RECORDS PROVIDED
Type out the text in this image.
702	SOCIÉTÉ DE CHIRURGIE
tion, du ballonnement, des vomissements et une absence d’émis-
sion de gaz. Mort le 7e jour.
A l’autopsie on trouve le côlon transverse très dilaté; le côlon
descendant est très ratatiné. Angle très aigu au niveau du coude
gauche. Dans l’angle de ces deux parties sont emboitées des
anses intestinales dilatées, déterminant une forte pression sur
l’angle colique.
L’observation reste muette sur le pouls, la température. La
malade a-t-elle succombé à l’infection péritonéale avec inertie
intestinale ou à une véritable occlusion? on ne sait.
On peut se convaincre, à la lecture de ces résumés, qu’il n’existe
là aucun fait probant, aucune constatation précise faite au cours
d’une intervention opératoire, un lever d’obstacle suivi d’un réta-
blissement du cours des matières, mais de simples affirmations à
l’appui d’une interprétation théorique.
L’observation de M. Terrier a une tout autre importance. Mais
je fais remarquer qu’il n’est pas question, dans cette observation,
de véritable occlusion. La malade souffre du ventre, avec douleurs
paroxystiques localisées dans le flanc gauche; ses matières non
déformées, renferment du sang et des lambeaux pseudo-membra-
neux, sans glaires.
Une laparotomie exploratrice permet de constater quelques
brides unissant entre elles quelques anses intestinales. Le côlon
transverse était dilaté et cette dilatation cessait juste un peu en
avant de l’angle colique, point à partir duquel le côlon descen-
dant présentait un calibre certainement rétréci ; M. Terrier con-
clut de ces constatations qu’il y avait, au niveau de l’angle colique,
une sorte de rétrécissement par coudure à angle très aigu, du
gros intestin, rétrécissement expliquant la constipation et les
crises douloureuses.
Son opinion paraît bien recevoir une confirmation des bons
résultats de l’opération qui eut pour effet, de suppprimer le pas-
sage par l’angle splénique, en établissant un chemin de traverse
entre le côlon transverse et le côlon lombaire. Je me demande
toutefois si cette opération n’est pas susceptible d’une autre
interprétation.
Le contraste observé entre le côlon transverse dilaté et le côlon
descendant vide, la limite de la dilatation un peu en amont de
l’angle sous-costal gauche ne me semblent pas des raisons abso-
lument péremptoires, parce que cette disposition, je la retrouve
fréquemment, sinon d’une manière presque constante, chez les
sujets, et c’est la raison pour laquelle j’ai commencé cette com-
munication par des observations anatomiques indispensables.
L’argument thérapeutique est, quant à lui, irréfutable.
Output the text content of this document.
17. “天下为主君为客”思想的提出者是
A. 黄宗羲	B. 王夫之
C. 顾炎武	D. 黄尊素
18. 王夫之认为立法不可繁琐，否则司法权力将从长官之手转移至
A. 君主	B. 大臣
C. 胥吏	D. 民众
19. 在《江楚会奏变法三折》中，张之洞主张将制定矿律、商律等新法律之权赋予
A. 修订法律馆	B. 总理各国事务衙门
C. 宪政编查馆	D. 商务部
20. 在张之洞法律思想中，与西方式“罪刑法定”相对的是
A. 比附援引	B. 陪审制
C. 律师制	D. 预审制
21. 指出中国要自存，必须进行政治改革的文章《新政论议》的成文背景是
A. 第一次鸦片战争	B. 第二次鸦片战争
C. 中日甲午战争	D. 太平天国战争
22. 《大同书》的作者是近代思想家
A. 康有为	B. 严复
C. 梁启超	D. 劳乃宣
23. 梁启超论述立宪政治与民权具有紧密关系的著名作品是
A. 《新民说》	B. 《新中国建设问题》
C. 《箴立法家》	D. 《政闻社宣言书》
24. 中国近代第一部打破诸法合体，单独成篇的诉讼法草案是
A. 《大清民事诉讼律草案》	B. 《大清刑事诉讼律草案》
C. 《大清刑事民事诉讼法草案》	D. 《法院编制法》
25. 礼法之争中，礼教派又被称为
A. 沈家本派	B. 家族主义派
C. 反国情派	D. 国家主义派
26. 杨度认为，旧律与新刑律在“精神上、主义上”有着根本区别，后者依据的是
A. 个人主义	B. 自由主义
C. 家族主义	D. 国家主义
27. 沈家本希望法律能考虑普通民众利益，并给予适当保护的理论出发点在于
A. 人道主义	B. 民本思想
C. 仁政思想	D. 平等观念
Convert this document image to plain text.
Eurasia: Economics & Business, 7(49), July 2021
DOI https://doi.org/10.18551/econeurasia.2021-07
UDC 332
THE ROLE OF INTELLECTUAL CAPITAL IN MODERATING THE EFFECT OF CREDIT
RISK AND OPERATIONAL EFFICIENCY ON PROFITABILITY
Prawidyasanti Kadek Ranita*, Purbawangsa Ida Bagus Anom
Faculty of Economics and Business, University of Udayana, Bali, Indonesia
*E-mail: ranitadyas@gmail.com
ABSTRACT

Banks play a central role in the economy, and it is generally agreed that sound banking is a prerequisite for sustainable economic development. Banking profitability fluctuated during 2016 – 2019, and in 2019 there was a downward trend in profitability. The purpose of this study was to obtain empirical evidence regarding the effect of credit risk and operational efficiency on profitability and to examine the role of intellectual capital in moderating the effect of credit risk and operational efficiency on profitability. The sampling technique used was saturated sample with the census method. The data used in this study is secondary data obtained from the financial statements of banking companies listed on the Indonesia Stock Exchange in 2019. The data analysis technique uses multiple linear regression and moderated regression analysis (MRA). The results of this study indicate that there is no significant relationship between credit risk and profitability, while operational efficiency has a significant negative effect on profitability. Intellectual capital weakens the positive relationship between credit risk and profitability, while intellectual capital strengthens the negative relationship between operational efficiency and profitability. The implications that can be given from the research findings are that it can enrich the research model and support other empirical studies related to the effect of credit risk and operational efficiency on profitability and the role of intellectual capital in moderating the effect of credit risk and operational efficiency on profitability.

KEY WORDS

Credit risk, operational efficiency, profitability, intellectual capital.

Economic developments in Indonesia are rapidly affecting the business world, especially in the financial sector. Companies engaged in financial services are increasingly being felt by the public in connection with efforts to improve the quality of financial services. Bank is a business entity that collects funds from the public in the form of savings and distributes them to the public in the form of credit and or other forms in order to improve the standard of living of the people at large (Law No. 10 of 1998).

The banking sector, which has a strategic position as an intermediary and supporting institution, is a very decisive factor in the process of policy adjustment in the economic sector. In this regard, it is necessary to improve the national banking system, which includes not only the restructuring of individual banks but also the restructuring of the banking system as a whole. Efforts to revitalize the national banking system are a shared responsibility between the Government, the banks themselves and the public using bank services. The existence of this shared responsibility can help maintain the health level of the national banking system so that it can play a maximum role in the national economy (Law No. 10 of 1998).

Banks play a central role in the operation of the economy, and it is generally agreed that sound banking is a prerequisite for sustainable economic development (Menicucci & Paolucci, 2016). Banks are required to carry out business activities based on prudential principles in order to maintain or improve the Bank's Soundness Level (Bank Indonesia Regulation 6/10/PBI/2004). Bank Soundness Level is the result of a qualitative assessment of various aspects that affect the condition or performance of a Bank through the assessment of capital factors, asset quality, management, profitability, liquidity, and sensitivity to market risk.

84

SHORT EXERCISE
Would you reproduce all the entries exactly?

TASK RESULT
Type out the text in this image.
702	SOCIÉTÉ DE CHIRURGIE
tion, du ballonnement, des vomissements et une absence d’émis-
sion de gaz. Mort le 7e jour.
A l’autopsie on trouve le côlon transverse très dilaté; le côlon
descendant est très ratatiné. Angle très aigu au niveau du coude
gauche. Dans l’angle de ces deux parties sont emboitées des
anses intestinales dilatées, déterminant une forte pression sur
l’angle colique.
L’observation reste muette sur le pouls, la température. La
malade a-t-elle succombé à l’infection péritonéale avec inertie
intestinale ou à une véritable occlusion? on ne sait.
On peut se convaincre, à la lecture de ces résumés, qu’il n’existe
là aucun fait probant, aucune constatation précise faite au cours
d’une intervention opératoire, un lever d’obstacle suivi d’un réta-
blissement du cours des matières, mais de simples affirmations à
l’appui d’une interprétation théorique.
L’observation de M. Terrier a une tout autre importance. Mais
je fais remarquer qu’il n’est pas question, dans cette observation,
de véritable occlusion. La malade souffre du ventre, avec douleurs
paroxystiques localisées dans le flanc gauche; ses matières non
déformées, renferment du sang et des lambeaux pseudo-membra-
neux, sans glaires.
Une laparotomie exploratrice permet de constater quelques
brides unissant entre elles quelques anses intestinales. Le côlon
transverse était dilaté et cette dilatation cessait juste un peu en
avant de l’angle colique, point à partir duquel le côlon descen-
dant présentait un calibre certainement rétréci ; M. Terrier con-
clut de ces constatations qu’il y avait, au niveau de l’angle colique,
une sorte de rétrécissement par coudure à angle très aigu, du
gros intestin, rétrécissement expliquant la constipation et les
crises douloureuses.
Son opinion paraît bien recevoir une confirmation des bons
résultats de l’opération qui eut pour effet, de suppprimer le pas-
sage par l’angle splénique, en établissant un chemin de traverse
entre le côlon transverse et le côlon lombaire. Je me demande
toutefois si cette opération n’est pas susceptible d’une autre
interprétation.
Le contraste observé entre le côlon transverse dilaté et le côlon
descendant vide, la limite de la dilatation un peu en amont de
l’angle sous-costal gauche ne me semblent pas des raisons abso-
lument péremptoires, parce que cette disposition, je la retrouve
fréquemment, sinon d’une manière presque constante, chez les
sujets, et c’est la raison pour laquelle j’ai commencé cette com-
munication par des observations anatomiques indispensables.
L’argument thérapeutique est, quant à lui, irréfutable.
Output the text content of this document.
17. “天下为主君为客”思想的提出者是
A. 黄宗羲	B. 王夫之
C. 顾炎武	D. 黄尊素
18. 王夫之认为立法不可繁琐，否则司法权力将从长官之手转移至
A. 君主	B. 大臣
C. 胥吏	D. 民众
19. 在《江楚会奏变法三折》中，张之洞主张将制定矿律、商律等新法律之权赋予
A. 修订法律馆	B. 总理各国事务衙门
C. 宪政编查馆	D. 商务部
20. 在张之洞法律思想中，与西方式“罪刑法定”相对的是
A. 比附援引	B. 陪审制
C. 律师制	D. 预审制
21. 指出中国要自存，必须进行政治改革的文章《新政论议》的成文背景是
A. 第一次鸦片战争	B. 第二次鸦片战争
C. 中日甲午战争	D. 太平天国战争
22. 《大同书》的作者是近代思想家
A. 康有为	B. 严复
C. 梁启超	D. 劳乃宣
23. 梁启超论述立宪政治与民权具有紧密关系的著名作品是
A. 《新民说》	B. 《新中国建设问题》
C. 《箴立法家》	D. 《政闻社宣言书》
24. 中国近代第一部打破诸法合体，单独成篇的诉讼法草案是
A. 《大清民事诉讼律草案》	B. 《大清刑事诉讼律草案》
C. 《大清刑事民事诉讼法草案》	D. 《法院编制法》
25. 礼法之争中，礼教派又被称为
A. 沈家本派	B. 家族主义派
C. 反国情派	D. 国家主义派
26. 杨度认为，旧律与新刑律在“精神上、主义上”有着根本区别，后者依据的是
A. 个人主义	B. 自由主义
C. 家族主义	D. 国家主义
27. 沈家本希望法律能考虑普通民众利益，并给予适当保护的理论出发点在于
A. 人道主义	B. 民本思想
C. 仁政思想	D. 平等观念
Convert this document image to plain text.
Eurasia: Economics & Business, 7(49), July 2021
DOI https://doi.org/10.18551/econeurasia.2021-07
UDC 332
THE ROLE OF INTELLECTUAL CAPITAL IN MODERATING THE EFFECT OF CREDIT
RISK AND OPERATIONAL EFFICIENCY ON PROFITABILITY
Prawidyasanti Kadek Ranita*, Purbawangsa Ida Bagus Anom
Faculty of Economics and Business, University of Udayana, Bali, Indonesia
*E-mail: ranitadyas@gmail.com
ABSTRACT

Banks play a central role in the economy, and it is generally agreed that sound banking is a prerequisite for sustainable economic development. Banking profitability fluctuated during 2016 – 2019, and in 2019 there was a downward trend in profitability. The purpose of this study was to obtain empirical evidence regarding the effect of credit risk and operational efficiency on profitability and to examine the role of intellectual capital in moderating the effect of credit risk and operational efficiency on profitability. The sampling technique used was saturated sample with the census method. The data used in this study is secondary data obtained from the financial statements of banking companies listed on the Indonesia Stock Exchange in 2019. The data analysis technique uses multiple linear regression and moderated regression analysis (MRA). The results of this study indicate that there is no significant relationship between credit risk and profitability, while operational efficiency has a significant negative effect on profitability. Intellectual capital weakens the positive relationship between credit risk and profitability, while intellectual capital strengthens the negative relationship between operational efficiency and profitability. The implications that can be given from the research findings are that it can enrich the research model and support other empirical studies related to the effect of credit risk and operational efficiency on profitability and the role of intellectual capital in moderating the effect of credit risk and operational efficiency on profitability.

KEY WORDS

Credit risk, operational efficiency, profitability, intellectual capital.

Economic developments in Indonesia are rapidly affecting the business world, especially in the financial sector. Companies engaged in financial services are increasingly being felt by the public in connection with efforts to improve the quality of financial services. Bank is a business entity that collects funds from the public in the form of savings and distributes them to the public in the form of credit and or other forms in order to improve the standard of living of the people at large (Law No. 10 of 1998).

The banking sector, which has a strategic position as an intermediary and supporting institution, is a very decisive factor in the process of policy adjustment in the economic sector. In this regard, it is necessary to improve the national banking system, which includes not only the restructuring of individual banks but also the restructuring of the banking system as a whole. Efforts to revitalize the national banking system are a shared responsibility between the Government, the banks themselves and the public using bank services. The existence of this shared responsibility can help maintain the health level of the national banking system so that it can play a maximum role in the national economy (Law No. 10 of 1998).

Banks play a central role in the operation of the economy, and it is generally agreed that sound banking is a prerequisite for sustainable economic development (Menicucci & Paolucci, 2016). Banks are required to carry out business activities based on prudential principles in order to maintain or improve the Bank's Soundness Level (Bank Indonesia Regulation 6/10/PBI/2004). Bank Soundness Level is the result of a qualitative assessment of various aspects that affect the condition or performance of a Bank through the assessment of capital factors, asset quality, management, profitability, liquidity, and sensitivity to market risk.

84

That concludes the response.